-------- DATASET EXTRACT --------
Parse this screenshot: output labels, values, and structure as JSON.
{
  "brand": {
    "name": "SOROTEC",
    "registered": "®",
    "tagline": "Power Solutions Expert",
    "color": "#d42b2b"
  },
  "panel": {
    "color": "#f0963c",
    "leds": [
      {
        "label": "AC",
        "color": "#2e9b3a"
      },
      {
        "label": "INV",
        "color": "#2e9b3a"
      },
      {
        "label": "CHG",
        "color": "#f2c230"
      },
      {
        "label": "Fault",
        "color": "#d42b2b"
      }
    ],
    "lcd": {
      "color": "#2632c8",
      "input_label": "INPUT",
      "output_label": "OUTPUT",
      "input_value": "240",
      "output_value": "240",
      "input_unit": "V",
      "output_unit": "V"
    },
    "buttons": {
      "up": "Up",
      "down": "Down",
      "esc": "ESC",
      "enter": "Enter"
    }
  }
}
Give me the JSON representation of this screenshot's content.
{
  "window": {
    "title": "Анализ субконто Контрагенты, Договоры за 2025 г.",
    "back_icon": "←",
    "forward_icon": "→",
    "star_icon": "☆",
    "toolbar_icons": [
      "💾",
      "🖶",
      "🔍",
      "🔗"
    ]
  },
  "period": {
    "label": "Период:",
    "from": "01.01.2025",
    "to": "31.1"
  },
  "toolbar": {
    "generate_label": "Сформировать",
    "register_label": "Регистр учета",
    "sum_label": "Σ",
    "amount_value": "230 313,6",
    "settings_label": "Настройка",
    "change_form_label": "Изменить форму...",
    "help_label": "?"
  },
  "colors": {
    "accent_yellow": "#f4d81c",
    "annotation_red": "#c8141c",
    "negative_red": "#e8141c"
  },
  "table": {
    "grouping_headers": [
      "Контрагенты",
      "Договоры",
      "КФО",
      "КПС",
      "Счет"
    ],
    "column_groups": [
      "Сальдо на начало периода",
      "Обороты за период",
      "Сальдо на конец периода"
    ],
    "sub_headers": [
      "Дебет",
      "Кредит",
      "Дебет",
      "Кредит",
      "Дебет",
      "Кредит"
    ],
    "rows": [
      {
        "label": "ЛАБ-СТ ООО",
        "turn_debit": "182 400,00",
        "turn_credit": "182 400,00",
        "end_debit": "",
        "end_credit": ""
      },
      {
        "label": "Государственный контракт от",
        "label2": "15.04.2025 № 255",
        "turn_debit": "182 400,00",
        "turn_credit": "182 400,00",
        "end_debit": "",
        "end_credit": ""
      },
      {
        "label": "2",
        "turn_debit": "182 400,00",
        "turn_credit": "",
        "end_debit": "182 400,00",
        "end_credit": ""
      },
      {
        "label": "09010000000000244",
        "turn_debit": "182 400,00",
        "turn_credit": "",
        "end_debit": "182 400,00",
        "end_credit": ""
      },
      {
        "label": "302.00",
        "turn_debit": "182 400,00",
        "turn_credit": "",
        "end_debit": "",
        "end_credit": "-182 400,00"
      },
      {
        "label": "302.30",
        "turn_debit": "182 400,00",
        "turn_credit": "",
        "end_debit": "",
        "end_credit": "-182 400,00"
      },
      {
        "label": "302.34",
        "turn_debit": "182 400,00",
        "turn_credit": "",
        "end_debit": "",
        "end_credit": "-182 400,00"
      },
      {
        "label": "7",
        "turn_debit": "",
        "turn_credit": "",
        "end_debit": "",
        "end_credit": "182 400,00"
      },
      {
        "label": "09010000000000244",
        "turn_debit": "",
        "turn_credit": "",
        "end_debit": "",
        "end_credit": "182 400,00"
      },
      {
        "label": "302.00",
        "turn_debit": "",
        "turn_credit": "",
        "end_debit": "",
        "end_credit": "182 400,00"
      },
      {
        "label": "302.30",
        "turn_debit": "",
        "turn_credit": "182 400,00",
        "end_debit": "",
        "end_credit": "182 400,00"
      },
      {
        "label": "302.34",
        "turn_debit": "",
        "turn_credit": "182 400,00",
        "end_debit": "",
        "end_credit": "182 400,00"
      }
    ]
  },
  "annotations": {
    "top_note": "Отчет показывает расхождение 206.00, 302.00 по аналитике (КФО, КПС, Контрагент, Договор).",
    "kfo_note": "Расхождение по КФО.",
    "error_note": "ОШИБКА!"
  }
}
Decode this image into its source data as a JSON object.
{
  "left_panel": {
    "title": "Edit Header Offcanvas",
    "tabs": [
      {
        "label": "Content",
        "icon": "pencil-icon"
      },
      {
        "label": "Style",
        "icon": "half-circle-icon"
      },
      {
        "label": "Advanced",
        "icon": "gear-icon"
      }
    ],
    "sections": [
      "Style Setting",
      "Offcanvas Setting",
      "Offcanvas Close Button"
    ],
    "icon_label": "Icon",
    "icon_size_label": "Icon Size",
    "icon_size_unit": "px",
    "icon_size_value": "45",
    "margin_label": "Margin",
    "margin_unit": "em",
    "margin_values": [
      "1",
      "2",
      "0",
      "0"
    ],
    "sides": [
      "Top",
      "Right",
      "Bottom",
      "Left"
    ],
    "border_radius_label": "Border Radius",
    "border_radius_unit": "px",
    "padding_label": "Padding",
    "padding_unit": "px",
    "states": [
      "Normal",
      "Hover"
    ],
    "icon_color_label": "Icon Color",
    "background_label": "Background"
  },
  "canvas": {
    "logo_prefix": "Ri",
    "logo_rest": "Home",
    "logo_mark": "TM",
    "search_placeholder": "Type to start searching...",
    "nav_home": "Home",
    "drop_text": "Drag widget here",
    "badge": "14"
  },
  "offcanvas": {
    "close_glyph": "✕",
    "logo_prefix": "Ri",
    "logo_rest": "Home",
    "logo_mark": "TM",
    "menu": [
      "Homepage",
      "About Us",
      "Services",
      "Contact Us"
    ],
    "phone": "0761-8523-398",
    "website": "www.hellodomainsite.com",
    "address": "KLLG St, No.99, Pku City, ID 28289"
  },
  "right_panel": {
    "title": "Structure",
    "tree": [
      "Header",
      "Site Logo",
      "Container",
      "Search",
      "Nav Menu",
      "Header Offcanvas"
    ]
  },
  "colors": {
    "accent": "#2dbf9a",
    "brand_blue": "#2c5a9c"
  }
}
--------
» **TASK DIRECTIONS**
Repeat each entry word for word.

» **RESPONSE**
Parse this screenshot: output labels, values, and structure as JSON.
{
  "brand": {
    "name": "SOROTEC",
    "registered": "®",
    "tagline": "Power Solutions Expert",
    "color": "#d42b2b"
  },
  "panel": {
    "color": "#f0963c",
    "leds": [
      {
        "label": "AC",
        "color": "#2e9b3a"
      },
      {
        "label": "INV",
        "color": "#2e9b3a"
      },
      {
        "label": "CHG",
        "color": "#f2c230"
      },
      {
        "label": "Fault",
        "color": "#d42b2b"
      }
    ],
    "lcd": {
      "color": "#2632c8",
      "input_label": "INPUT",
      "output_label": "OUTPUT",
      "input_value": "240",
      "output_value": "240",
      "input_unit": "V",
      "output_unit": "V"
    },
    "buttons": {
      "up": "Up",
      "down": "Down",
      "esc": "ESC",
      "enter": "Enter"
    }
  }
}
Give me the JSON representation of this screenshot's content.
{
  "window": {
    "title": "Анализ субконто Контрагенты, Договоры за 2025 г.",
    "back_icon": "←",
    "forward_icon": "→",
    "star_icon": "☆",
    "toolbar_icons": [
      "💾",
      "🖶",
      "🔍",
      "🔗"
    ]
  },
  "period": {
    "label": "Период:",
    "from": "01.01.2025",
    "to": "31.1"
  },
  "toolbar": {
    "generate_label": "Сформировать",
    "register_label": "Регистр учета",
    "sum_label": "Σ",
    "amount_value": "230 313,6",
    "settings_label": "Настройка",
    "change_form_label": "Изменить форму...",
    "help_label": "?"
  },
  "colors": {
    "accent_yellow": "#f4d81c",
    "annotation_red": "#c8141c",
    "negative_red": "#e8141c"
  },
  "table": {
    "grouping_headers": [
      "Контрагенты",
      "Договоры",
      "КФО",
      "КПС",
      "Счет"
    ],
    "column_groups": [
      "Сальдо на начало периода",
      "Обороты за период",
      "Сальдо на конец периода"
    ],
    "sub_headers": [
      "Дебет",
      "Кредит",
      "Дебет",
      "Кредит",
      "Дебет",
      "Кредит"
    ],
    "rows": [
      {
        "label": "ЛАБ-СТ ООО",
        "turn_debit": "182 400,00",
        "turn_credit": "182 400,00",
        "end_debit": "",
        "end_credit": ""
      },
      {
        "label": "Государственный контракт от",
        "label2": "15.04.2025 № 255",
        "turn_debit": "182 400,00",
        "turn_credit": "182 400,00",
        "end_debit": "",
        "end_credit": ""
      },
      {
        "label": "2",
        "turn_debit": "182 400,00",
        "turn_credit": "",
        "end_debit": "182 400,00",
        "end_credit": ""
      },
      {
        "label": "09010000000000244",
        "turn_debit": "182 400,00",
        "turn_credit": "",
        "end_debit": "182 400,00",
        "end_credit": ""
      },
      {
        "label": "302.00",
        "turn_debit": "182 400,00",
        "turn_credit": "",
        "end_debit": "",
        "end_credit": "-182 400,00"
      },
      {
        "label": "302.30",
        "turn_debit": "182 400,00",
        "turn_credit": "",
        "end_debit": "",
        "end_credit": "-182 400,00"
      },
      {
        "label": "302.34",
        "turn_debit": "182 400,00",
        "turn_credit": "",
        "end_debit": "",
        "end_credit": "-182 400,00"
      },
      {
        "label": "7",
        "turn_debit": "",
        "turn_credit": "",
        "end_debit": "",
        "end_credit": "182 400,00"
      },
      {
        "label": "09010000000000244",
        "turn_debit": "",
        "turn_credit": "",
        "end_debit": "",
        "end_credit": "182 400,00"
      },
      {
        "label": "302.00",
        "turn_debit": "",
        "turn_credit": "",
        "end_debit": "",
        "end_credit": "182 400,00"
      },
      {
        "label": "302.30",
        "turn_debit": "",
        "turn_credit": "182 400,00",
        "end_debit": "",
        "end_credit": "182 400,00"
      },
      {
        "label": "302.34",
        "turn_debit": "",
        "turn_credit": "182 400,00",
        "end_debit": "",
        "end_credit": "182 400,00"
      }
    ]
  },
  "annotations": {
    "top_note": "Отчет показывает расхождение 206.00, 302.00 по аналитике (КФО, КПС, Контрагент, Договор).",
    "kfo_note": "Расхождение по КФО.",
    "error_note": "ОШИБКА!"
  }
}
Decode this image into its source data as a JSON object.
{
  "left_panel": {
    "title": "Edit Header Offcanvas",
    "tabs": [
      {
        "label": "Content",
        "icon": "pencil-icon"
      },
      {
        "label": "Style",
        "icon": "half-circle-icon"
      },
      {
        "label": "Advanced",
        "icon": "gear-icon"
      }
    ],
    "sections": [
      "Style Setting",
      "Offcanvas Setting",
      "Offcanvas Close Button"
    ],
    "icon_label": "Icon",
    "icon_size_label": "Icon Size",
    "icon_size_unit": "px",
    "icon_size_value": "45",
    "margin_label": "Margin",
    "margin_unit": "em",
    "margin_values": [
      "1",
      "2",
      "0",
      "0"
    ],
    "sides": [
      "Top",
      "Right",
      "Bottom",
      "Left"
    ],
    "border_radius_label": "Border Radius",
    "border_radius_unit": "px",
    "padding_label": "Padding",
    "padding_unit": "px",
    "states": [
      "Normal",
      "Hover"
    ],
    "icon_color_label": "Icon Color",
    "background_label": "Background"
  },
  "canvas": {
    "logo_prefix": "Ri",
    "logo_rest": "Home",
    "logo_mark": "TM",
    "search_placeholder": "Type to start searching...",
    "nav_home": "Home",
    "drop_text": "Drag widget here",
    "badge": "14"
  },
  "offcanvas": {
    "close_glyph": "✕",
    "logo_prefix": "Ri",
    "logo_rest": "Home",
    "logo_mark": "TM",
    "menu": [
      "Homepage",
      "About Us",
      "Services",
      "Contact Us"
    ],
    "phone": "0761-8523-398",
    "website": "www.hellodomainsite.com",
    "address": "KLLG St, No.99, Pku City, ID 28289"
  },
  "right_panel": {
    "title": "Structure",
    "tree": [
      "Header",
      "Site Logo",
      "Container",
      "Search",
      "Nav Menu",
      "Header Offcanvas"
    ]
  },
  "colors": {
    "accent": "#2dbf9a",
    "brand_blue": "#2c5a9c"
  }
}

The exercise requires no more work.